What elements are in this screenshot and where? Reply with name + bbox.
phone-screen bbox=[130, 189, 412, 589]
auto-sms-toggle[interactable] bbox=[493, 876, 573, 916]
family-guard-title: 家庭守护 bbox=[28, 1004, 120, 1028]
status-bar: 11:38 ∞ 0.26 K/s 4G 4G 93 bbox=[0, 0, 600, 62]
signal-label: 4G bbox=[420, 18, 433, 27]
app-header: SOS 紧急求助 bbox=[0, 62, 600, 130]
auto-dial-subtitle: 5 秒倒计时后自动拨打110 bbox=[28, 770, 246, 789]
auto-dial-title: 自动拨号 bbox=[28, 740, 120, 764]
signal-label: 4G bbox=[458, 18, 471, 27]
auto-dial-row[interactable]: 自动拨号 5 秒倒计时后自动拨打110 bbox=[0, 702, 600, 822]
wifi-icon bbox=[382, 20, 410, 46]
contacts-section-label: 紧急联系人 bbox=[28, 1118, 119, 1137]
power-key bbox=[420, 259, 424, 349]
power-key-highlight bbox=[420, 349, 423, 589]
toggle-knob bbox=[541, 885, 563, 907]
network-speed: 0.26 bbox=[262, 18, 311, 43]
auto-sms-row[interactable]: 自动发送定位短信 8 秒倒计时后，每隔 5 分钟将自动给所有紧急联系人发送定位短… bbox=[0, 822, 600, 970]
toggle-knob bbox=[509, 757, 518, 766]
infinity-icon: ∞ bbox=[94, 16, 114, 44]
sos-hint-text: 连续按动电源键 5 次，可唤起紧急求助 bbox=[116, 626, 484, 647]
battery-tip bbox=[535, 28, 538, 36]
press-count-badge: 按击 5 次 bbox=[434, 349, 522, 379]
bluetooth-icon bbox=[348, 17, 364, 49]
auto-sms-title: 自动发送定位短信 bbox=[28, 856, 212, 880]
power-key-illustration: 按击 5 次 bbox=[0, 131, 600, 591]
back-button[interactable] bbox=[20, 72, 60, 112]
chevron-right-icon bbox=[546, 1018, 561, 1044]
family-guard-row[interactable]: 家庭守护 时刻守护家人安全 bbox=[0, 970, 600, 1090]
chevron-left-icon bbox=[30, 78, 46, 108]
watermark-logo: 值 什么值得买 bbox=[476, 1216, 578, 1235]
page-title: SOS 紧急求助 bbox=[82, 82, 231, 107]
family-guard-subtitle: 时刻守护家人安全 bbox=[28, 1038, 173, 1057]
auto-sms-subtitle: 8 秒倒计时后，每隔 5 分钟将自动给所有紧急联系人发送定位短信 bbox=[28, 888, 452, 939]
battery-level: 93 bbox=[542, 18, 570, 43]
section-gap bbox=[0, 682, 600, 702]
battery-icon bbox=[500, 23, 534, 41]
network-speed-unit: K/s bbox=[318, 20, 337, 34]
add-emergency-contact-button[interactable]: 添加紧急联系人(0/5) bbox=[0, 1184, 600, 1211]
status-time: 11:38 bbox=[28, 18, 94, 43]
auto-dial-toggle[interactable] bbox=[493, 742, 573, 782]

•••••

• _WHAT YOU SHOULD DO_: Convert the records, from their first line through the line with "watermark-logo: 值 什么值得买", into a Markdown table with the columns Row and Record line. Number each row and skip blank lines.

• _FULL OUTPUT_:
| Row | Record line |
|---|---|
| 1 | What elements are in this screenshot and where? Reply with name + bbox. |
| 2 | phone-screen bbox=[130, 189, 412, 589] |
| 3 | auto-sms-toggle[interactable] bbox=[493, 876, 573, 916] |
| 4 | family-guard-title: 家庭守护 bbox=[28, 1004, 120, 1028] |
| 5 | status-bar: 11:38 ∞ 0.26 K/s 4G 4G 93 bbox=[0, 0, 600, 62] |
| 6 | signal-label: 4G bbox=[420, 18, 433, 27] |
| 7 | app-header: SOS 紧急求助 bbox=[0, 62, 600, 130] |
| 8 | auto-dial-subtitle: 5 秒倒计时后自动拨打110 bbox=[28, 770, 246, 789] |
| 9 | auto-dial-title: 自动拨号 bbox=[28, 740, 120, 764] |
| 10 | signal-label: 4G bbox=[458, 18, 471, 27] |
| 11 | auto-dial-row[interactable]: 自动拨号 5 秒倒计时后自动拨打110 bbox=[0, 702, 600, 822] |
| 12 | wifi-icon bbox=[382, 20, 410, 46] |
| 13 | contacts-section-label: 紧急联系人 bbox=[28, 1118, 119, 1137] |
| 14 | power-key bbox=[420, 259, 424, 349] |
| 15 | power-key-highlight bbox=[420, 349, 423, 589] |
| 16 | toggle-knob bbox=[541, 885, 563, 907] |
| 17 | network-speed: 0.26 bbox=[262, 18, 311, 43] |
| 18 | auto-sms-row[interactable]: 自动发送定位短信 8 秒倒计时后，每隔 5 分钟将自动给所有紧急联系人发送定位短… bbox=[0, 822, 600, 970] |
| 19 | toggle-knob bbox=[509, 757, 518, 766] |
| 20 | infinity-icon: ∞ bbox=[94, 16, 114, 44] |
| 21 | sos-hint-text: 连续按动电源键 5 次，可唤起紧急求助 bbox=[116, 626, 484, 647] |
| 22 | battery-tip bbox=[535, 28, 538, 36] |
| 23 | press-count-badge: 按击 5 次 bbox=[434, 349, 522, 379] |
| 24 | bluetooth-icon bbox=[348, 17, 364, 49] |
| 25 | auto-sms-title: 自动发送定位短信 bbox=[28, 856, 212, 880] |
| 26 | power-key-illustration: 按击 5 次 bbox=[0, 131, 600, 591] |
| 27 | back-button[interactable] bbox=[20, 72, 60, 112] |
| 28 | chevron-right-icon bbox=[546, 1018, 561, 1044] |
| 29 | family-guard-row[interactable]: 家庭守护 时刻守护家人安全 bbox=[0, 970, 600, 1090] |
| 30 | chevron-left-icon bbox=[30, 78, 46, 108] |
| 31 | watermark-logo: 值 什么值得买 bbox=[476, 1216, 578, 1235] |